- **WORK TO COMPLETE**: In the entries below, count every line with the string "JSON". State the count and nothing else.

▬▬▬▬▬▬▬▬▬▬

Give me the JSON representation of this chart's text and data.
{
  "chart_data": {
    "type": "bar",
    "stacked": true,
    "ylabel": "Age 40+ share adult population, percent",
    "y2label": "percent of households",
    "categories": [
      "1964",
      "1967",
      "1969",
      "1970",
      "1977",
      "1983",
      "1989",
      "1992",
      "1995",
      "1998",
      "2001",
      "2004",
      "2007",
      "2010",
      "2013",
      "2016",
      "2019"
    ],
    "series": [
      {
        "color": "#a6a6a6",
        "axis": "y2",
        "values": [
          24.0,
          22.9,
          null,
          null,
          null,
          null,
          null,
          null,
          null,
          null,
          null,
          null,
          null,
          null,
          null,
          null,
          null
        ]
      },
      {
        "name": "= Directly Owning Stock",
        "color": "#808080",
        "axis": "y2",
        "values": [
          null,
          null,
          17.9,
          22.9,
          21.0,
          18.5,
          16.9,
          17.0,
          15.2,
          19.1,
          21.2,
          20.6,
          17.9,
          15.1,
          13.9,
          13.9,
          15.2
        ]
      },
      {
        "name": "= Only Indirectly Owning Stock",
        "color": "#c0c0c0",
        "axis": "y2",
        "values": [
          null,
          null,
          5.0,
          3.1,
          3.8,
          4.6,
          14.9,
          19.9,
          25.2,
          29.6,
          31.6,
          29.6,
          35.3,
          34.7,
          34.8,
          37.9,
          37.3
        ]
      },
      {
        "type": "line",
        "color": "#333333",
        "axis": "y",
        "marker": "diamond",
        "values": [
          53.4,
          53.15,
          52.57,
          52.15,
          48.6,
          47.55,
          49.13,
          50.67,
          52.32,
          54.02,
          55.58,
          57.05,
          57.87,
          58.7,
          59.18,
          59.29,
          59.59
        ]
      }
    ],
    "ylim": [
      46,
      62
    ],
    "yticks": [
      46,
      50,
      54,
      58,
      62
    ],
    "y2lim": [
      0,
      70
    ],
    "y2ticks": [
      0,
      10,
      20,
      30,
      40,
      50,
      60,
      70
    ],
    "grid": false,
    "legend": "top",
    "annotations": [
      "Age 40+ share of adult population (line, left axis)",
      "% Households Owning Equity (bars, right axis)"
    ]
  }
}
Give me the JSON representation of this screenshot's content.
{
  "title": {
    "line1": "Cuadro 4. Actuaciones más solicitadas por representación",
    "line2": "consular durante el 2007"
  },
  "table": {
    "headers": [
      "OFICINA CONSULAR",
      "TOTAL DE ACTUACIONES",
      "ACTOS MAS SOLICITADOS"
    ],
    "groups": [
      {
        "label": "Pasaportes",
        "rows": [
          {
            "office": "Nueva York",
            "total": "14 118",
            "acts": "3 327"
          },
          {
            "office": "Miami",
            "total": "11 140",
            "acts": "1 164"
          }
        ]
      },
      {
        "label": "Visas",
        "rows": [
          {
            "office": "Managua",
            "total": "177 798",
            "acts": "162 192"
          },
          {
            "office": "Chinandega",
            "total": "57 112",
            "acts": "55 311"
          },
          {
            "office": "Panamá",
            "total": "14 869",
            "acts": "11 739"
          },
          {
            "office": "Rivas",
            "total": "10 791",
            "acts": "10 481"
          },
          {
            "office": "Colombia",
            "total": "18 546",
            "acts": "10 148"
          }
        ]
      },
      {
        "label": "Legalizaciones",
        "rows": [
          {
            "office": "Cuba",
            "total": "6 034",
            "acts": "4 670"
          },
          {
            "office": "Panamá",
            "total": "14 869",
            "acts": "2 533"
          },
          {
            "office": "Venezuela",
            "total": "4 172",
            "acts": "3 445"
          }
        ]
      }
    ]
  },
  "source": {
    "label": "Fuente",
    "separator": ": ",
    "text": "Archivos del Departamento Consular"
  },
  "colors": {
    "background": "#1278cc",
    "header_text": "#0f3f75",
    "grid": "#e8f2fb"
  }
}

▬▬▬▬▬▬▬▬▬▬

- **CORRECT RESPONSE**: 2